OBJECTIVE> Entries follow. Set all of them down as they stand.

EXTRACTED RECORDS>
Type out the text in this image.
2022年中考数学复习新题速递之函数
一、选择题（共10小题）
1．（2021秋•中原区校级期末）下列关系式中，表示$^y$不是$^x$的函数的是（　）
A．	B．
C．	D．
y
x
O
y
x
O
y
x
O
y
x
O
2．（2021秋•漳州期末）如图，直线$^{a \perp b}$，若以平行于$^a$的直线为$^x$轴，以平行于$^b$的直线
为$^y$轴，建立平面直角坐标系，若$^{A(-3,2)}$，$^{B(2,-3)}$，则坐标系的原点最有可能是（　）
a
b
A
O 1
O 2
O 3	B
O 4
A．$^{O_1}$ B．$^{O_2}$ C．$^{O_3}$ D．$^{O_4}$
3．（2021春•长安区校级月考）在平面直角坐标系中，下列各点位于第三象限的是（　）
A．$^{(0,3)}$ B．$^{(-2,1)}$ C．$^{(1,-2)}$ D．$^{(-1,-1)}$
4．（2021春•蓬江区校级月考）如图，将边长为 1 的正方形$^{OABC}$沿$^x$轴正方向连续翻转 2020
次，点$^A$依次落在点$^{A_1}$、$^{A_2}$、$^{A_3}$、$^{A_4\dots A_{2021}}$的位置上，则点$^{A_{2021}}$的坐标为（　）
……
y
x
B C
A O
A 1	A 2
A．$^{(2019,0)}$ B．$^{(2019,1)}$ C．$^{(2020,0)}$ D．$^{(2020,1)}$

EXPECTED OUTPUT>
Type out the text in this image.
2022年中考数学复习新题速递之函数
一、选择题（共10小题）
1．（2021秋•中原区校级期末）下列关系式中，表示$^y$不是$^x$的函数的是（　）
A．	B．
C．	D．
y
x
O
y
x
O
y
x
O
y
x
O
2．（2021秋•漳州期末）如图，直线$^{a \perp b}$，若以平行于$^a$的直线为$^x$轴，以平行于$^b$的直线
为$^y$轴，建立平面直角坐标系，若$^{A(-3,2)}$，$^{B(2,-3)}$，则坐标系的原点最有可能是（　）
a
b
A
O 1
O 2
O 3	B
O 4
A．$^{O_1}$ B．$^{O_2}$ C．$^{O_3}$ D．$^{O_4}$
3．（2021春•长安区校级月考）在平面直角坐标系中，下列各点位于第三象限的是（　）
A．$^{(0,3)}$ B．$^{(-2,1)}$ C．$^{(1,-2)}$ D．$^{(-1,-1)}$
4．（2021春•蓬江区校级月考）如图，将边长为 1 的正方形$^{OABC}$沿$^x$轴正方向连续翻转 2020
次，点$^A$依次落在点$^{A_1}$、$^{A_2}$、$^{A_3}$、$^{A_4\dots A_{2021}}$的位置上，则点$^{A_{2021}}$的坐标为（　）
……
y
x
B C
A O
A 1	A 2
A．$^{(2019,0)}$ B．$^{(2019,1)}$ C．$^{(2020,0)}$ D．$^{(2020,1)}$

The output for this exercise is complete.